**PROBLEM DESCRIPTION:**
Output the lines of the listing between the line containing "Localize all elements." and the line containing "vacuum-regulators: [316, 264, 382, 301]", inclusive, as a numbered list with blank lines omitted.

◇ ◇ ◇ ◇ ◇ ◇ ◇

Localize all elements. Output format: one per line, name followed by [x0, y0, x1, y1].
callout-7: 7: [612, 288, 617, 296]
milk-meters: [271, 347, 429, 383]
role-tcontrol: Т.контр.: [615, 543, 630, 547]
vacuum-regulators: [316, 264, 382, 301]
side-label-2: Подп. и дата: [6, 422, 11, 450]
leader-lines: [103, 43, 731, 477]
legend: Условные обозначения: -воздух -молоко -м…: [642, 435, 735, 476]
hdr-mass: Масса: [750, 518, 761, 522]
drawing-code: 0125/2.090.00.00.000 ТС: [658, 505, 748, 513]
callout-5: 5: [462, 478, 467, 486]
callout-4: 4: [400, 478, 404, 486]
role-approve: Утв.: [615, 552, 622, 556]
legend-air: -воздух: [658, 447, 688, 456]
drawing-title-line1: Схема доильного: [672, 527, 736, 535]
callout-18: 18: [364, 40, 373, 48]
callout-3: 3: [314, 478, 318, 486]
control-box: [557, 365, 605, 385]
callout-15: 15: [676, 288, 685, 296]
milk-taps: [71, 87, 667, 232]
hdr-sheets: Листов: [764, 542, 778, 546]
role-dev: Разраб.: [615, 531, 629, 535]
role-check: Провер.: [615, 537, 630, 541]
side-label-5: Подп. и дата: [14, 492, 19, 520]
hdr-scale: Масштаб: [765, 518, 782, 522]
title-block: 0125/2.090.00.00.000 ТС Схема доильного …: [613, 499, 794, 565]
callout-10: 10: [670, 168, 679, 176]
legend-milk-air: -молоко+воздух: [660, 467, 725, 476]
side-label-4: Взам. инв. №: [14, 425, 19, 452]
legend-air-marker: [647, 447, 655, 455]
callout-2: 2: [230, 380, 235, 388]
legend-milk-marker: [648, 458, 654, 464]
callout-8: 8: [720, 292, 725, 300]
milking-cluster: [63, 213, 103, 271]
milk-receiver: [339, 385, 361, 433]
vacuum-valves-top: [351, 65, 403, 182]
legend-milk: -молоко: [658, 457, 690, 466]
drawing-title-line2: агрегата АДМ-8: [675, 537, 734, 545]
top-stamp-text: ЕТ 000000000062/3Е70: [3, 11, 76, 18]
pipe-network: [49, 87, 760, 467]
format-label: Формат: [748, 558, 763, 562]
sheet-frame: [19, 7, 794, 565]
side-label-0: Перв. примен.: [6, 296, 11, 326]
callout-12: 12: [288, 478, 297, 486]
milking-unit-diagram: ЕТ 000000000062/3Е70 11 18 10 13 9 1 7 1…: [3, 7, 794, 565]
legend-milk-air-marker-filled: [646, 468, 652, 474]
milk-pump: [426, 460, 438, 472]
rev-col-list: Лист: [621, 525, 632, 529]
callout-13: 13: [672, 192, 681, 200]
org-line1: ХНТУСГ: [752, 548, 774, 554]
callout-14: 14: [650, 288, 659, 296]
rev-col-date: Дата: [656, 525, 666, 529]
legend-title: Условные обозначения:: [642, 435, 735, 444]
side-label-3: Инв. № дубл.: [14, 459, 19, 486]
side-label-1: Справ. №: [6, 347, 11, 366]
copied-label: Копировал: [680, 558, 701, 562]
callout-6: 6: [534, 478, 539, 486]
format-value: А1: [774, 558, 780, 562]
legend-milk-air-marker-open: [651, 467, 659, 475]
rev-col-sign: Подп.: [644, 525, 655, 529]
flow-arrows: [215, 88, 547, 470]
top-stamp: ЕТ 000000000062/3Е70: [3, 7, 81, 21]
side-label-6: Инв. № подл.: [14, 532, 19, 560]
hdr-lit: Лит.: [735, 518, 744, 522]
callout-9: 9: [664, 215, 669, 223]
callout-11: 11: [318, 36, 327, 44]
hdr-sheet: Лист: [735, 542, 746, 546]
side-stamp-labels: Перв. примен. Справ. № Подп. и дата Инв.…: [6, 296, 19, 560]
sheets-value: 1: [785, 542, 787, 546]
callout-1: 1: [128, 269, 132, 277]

◇ ◇ ◇ ◇ ◇ ◇ ◇

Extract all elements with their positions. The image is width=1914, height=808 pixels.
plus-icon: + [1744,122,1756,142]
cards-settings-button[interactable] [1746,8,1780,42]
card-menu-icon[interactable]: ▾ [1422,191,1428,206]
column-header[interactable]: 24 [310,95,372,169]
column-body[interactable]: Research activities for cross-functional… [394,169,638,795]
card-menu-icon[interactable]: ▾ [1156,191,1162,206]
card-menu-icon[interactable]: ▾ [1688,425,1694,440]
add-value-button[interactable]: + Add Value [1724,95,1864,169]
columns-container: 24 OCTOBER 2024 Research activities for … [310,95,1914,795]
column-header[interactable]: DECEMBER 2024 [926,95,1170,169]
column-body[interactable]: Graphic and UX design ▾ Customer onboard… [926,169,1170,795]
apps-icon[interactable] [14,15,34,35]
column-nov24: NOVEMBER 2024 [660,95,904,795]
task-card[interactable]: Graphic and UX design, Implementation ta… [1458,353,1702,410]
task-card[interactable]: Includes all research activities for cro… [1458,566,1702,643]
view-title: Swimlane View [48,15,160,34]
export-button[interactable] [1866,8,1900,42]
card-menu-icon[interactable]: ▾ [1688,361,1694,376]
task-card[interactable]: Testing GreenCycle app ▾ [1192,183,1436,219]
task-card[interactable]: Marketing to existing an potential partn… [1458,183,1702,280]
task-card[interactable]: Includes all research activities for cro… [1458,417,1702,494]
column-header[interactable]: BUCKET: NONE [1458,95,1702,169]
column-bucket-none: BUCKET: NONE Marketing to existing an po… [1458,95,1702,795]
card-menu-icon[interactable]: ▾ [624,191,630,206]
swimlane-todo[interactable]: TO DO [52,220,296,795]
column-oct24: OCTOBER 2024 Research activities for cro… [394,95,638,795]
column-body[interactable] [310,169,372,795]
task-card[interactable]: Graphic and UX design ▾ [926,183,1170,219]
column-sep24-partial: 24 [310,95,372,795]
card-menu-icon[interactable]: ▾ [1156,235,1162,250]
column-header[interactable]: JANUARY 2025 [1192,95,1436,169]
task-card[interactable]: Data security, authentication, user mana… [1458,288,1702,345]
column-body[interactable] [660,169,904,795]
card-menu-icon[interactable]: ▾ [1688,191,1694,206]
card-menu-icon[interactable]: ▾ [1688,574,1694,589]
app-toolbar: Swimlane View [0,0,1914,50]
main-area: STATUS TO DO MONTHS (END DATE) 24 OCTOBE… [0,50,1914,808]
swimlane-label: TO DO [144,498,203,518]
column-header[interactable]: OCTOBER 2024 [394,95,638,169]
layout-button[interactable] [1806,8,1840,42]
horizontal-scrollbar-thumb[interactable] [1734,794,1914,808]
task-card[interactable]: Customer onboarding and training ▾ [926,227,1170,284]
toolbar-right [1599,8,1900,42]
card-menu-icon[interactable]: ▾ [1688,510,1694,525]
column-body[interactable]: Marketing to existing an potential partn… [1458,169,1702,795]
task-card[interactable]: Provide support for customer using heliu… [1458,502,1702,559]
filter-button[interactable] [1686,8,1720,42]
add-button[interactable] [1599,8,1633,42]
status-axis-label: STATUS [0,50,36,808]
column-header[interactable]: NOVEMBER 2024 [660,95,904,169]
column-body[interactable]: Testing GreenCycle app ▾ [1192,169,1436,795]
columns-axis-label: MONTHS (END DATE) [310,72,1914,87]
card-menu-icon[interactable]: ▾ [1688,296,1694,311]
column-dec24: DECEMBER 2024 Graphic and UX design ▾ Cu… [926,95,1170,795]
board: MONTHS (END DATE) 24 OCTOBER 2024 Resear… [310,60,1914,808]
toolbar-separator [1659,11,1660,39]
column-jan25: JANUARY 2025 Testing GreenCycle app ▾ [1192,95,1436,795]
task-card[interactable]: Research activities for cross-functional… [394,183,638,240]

◇ ◇ ◇ ◇ ◇ ◇ ◇

**SOLUTION FOR THIS PROBLEM:**
1. Localize all elements. Output format: one per line, name followed by [x0, y0, x1, y1].
2. callout-7: 7: [612, 288, 617, 296]
3. milk-meters: [271, 347, 429, 383]
4. role-tcontrol: Т.контр.: [615, 543, 630, 547]
5. vacuum-regulators: [316, 264, 382, 301]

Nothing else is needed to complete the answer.